**** EXERCISE MATERIALS ****

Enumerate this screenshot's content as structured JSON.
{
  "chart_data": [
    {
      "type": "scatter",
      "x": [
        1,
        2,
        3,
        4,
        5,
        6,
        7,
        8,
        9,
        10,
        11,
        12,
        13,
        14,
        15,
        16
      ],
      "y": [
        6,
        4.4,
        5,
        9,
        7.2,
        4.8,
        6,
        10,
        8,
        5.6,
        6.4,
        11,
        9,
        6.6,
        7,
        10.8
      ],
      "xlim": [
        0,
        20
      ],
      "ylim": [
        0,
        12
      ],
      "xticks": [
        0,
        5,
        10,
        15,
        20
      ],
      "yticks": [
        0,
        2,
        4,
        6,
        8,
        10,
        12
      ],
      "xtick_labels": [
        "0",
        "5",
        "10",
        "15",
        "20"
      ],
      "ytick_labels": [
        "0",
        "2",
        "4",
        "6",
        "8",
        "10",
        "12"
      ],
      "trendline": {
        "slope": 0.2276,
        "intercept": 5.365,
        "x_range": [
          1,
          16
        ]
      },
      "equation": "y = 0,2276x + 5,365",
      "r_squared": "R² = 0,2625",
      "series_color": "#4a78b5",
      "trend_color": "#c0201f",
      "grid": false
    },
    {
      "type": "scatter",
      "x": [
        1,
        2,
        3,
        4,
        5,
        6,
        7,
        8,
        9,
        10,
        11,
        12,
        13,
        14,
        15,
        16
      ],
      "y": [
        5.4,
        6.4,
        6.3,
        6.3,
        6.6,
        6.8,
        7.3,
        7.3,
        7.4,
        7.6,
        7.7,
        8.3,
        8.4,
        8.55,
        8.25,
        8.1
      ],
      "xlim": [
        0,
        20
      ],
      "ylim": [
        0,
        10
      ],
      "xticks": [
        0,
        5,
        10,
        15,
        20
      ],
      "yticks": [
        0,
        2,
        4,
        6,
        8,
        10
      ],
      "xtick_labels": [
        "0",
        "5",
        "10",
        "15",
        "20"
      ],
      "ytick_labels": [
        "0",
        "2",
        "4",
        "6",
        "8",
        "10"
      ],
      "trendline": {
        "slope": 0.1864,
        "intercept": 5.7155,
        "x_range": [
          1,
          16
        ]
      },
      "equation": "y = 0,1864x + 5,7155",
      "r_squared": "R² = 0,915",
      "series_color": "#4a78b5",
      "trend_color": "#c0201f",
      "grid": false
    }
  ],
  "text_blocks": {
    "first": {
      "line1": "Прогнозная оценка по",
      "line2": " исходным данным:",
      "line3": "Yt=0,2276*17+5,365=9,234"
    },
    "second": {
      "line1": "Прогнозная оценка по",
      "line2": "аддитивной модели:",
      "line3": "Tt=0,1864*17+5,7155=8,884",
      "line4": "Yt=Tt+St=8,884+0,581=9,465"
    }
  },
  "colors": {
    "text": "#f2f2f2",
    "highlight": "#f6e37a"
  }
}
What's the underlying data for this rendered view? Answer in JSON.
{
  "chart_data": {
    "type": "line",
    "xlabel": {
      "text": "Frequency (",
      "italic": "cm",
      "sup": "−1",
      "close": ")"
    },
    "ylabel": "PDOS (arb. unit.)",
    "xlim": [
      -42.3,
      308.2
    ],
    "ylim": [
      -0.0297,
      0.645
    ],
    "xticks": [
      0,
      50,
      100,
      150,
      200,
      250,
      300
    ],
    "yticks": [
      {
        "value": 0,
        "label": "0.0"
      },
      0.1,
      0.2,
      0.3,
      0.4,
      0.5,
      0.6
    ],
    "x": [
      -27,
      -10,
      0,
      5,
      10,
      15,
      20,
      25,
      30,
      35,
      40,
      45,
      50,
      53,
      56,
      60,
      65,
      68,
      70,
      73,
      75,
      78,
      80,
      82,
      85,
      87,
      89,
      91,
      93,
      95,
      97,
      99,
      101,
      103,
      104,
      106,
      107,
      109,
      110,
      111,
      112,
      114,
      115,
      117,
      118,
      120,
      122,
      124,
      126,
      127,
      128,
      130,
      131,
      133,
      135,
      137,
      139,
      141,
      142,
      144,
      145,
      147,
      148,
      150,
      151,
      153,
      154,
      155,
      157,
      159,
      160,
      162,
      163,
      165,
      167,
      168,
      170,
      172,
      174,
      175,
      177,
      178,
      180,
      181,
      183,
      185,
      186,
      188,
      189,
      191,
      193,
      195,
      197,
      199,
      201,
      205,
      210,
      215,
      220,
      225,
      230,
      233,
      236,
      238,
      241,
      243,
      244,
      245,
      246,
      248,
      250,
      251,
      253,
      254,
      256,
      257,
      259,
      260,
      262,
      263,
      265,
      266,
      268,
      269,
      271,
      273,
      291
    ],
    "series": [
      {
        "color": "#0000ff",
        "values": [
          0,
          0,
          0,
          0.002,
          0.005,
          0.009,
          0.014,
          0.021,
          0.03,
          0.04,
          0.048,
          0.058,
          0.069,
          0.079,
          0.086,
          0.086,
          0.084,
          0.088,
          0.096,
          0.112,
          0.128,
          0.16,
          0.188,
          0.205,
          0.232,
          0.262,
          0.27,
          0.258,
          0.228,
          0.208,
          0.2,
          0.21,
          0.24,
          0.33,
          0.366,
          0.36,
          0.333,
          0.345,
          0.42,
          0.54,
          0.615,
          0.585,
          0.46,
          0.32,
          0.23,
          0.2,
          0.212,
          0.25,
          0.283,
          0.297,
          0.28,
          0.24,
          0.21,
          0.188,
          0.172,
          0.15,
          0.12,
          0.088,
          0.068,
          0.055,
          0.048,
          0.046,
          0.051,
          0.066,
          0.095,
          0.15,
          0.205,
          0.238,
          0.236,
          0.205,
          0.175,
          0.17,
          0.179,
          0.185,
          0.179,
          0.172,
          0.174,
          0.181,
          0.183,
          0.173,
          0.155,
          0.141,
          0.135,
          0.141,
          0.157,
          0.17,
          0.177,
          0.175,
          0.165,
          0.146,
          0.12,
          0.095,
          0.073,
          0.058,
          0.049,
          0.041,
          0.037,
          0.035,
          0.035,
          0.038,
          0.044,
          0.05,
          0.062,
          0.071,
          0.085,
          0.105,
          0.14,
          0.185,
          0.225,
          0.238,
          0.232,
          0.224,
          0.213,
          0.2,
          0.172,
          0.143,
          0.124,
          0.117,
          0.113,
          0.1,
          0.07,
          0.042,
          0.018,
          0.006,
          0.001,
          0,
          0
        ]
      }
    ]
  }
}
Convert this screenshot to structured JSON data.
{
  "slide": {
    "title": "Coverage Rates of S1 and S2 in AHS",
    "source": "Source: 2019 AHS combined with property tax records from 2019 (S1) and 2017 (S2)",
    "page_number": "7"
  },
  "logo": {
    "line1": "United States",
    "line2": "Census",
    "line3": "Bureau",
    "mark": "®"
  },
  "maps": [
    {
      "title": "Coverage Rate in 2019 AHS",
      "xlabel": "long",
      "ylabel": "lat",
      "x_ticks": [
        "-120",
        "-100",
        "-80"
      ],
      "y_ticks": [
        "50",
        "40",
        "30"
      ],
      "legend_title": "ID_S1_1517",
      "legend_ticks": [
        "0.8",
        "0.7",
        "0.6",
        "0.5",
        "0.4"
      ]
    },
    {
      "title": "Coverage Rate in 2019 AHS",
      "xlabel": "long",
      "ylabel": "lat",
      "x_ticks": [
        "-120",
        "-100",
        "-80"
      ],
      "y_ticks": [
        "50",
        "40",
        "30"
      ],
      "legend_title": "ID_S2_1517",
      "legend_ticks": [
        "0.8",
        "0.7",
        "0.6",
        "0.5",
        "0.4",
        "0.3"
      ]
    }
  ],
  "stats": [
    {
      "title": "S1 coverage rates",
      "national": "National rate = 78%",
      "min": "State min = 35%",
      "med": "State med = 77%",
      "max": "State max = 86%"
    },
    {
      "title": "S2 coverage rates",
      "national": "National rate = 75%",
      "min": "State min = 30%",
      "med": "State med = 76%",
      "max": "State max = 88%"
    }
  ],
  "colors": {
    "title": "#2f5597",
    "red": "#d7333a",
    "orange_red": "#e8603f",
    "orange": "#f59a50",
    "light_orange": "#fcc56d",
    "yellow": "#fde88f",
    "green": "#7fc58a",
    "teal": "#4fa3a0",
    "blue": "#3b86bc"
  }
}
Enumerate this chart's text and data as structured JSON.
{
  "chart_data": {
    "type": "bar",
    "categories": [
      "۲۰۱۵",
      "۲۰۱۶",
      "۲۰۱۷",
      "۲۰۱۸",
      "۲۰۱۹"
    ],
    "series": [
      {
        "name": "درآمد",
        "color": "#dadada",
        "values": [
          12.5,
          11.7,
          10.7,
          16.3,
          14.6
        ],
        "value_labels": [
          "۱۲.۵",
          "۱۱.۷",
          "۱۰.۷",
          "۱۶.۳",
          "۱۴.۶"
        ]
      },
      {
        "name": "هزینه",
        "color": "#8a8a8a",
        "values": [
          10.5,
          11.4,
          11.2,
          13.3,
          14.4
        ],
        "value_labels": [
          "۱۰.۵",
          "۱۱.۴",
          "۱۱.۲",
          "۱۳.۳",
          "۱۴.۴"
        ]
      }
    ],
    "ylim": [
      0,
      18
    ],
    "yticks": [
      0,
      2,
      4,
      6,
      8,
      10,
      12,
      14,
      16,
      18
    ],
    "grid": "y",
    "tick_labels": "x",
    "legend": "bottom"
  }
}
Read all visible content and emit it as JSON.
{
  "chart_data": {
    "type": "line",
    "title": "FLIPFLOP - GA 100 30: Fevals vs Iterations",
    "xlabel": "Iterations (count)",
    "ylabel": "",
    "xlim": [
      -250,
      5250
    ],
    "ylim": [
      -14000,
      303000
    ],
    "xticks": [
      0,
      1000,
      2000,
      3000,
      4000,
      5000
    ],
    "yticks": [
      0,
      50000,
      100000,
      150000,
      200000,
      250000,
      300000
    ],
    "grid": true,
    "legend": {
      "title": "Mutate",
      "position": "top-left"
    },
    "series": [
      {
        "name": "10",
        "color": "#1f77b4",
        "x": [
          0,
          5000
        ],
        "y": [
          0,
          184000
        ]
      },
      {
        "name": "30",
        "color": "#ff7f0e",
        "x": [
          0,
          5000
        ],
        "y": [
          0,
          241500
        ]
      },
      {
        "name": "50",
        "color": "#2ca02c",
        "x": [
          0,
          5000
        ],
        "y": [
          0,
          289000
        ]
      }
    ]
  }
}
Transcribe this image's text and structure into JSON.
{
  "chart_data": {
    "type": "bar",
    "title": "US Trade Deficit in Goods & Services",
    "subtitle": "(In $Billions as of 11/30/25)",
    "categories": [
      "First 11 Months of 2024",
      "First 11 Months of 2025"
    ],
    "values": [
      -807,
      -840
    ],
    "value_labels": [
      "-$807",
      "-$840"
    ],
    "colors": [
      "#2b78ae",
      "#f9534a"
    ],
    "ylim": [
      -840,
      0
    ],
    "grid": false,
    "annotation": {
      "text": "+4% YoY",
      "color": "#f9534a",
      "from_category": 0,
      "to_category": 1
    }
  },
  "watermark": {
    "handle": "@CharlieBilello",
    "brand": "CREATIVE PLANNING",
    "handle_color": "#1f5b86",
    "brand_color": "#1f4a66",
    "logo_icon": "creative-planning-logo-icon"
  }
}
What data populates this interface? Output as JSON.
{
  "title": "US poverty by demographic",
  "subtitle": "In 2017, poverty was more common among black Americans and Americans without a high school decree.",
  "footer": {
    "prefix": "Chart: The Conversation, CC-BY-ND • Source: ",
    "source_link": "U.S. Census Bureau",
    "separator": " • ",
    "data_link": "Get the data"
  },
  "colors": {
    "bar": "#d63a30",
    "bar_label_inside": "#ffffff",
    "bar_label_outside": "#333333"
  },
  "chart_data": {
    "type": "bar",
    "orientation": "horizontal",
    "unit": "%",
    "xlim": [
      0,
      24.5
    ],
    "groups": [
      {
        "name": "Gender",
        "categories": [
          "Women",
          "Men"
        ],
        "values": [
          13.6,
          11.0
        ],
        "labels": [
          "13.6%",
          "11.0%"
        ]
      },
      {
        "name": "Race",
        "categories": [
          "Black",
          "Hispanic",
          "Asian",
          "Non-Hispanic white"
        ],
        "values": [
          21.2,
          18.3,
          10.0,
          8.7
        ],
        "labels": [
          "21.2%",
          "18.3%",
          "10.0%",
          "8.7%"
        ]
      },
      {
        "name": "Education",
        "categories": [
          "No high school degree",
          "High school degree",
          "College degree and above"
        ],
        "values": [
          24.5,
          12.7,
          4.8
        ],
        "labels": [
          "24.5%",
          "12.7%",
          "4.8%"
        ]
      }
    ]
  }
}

****

**GIVEN TASK**
Using the material above, extract the line that contains "What data populates" and every line after it, exactly as given; stop at the last line.

**THE ANSWER**
What data populates this interface? Output as JSON.
{
  "title": "US poverty by demographic",
  "subtitle": "In 2017, poverty was more common among black Americans and Americans without a high school decree.",
  "footer": {
    "prefix": "Chart: The Conversation, CC-BY-ND • Source: ",
    "source_link": "U.S. Census Bureau",
    "separator": " • ",
    "data_link": "Get the data"
  },
  "colors": {
    "bar": "#d63a30",
    "bar_label_inside": "#ffffff",
    "bar_label_outside": "#333333"
  },
  "chart_data": {
    "type": "bar",
    "orientation": "horizontal",
    "unit": "%",
    "xlim": [
      0,
      24.5
    ],
    "groups": [
      {
        "name": "Gender",
        "categories": [
          "Women",
          "Men"
        ],
        "values": [
          13.6,
          11.0
        ],
        "labels": [
          "13.6%",
          "11.0%"
        ]
      },
      {
        "name": "Race",
        "categories": [
          "Black",
          "Hispanic",
          "Asian",
          "Non-Hispanic white"
        ],
        "values": [
          21.2,
          18.3,
          10.0,
          8.7
        ],
        "labels": [
          "21.2%",
          "18.3%",
          "10.0%",
          "8.7%"
        ]
      },
      {
        "name": "Education",
        "categories": [
          "No high school degree",
          "High school degree",
          "College degree and above"
        ],
        "values": [
          24.5,
          12.7,
          4.8
        ],
        "labels": [
          "24.5%",
          "12.7%",
          "4.8%"
        ]
      }
    ]
  }
}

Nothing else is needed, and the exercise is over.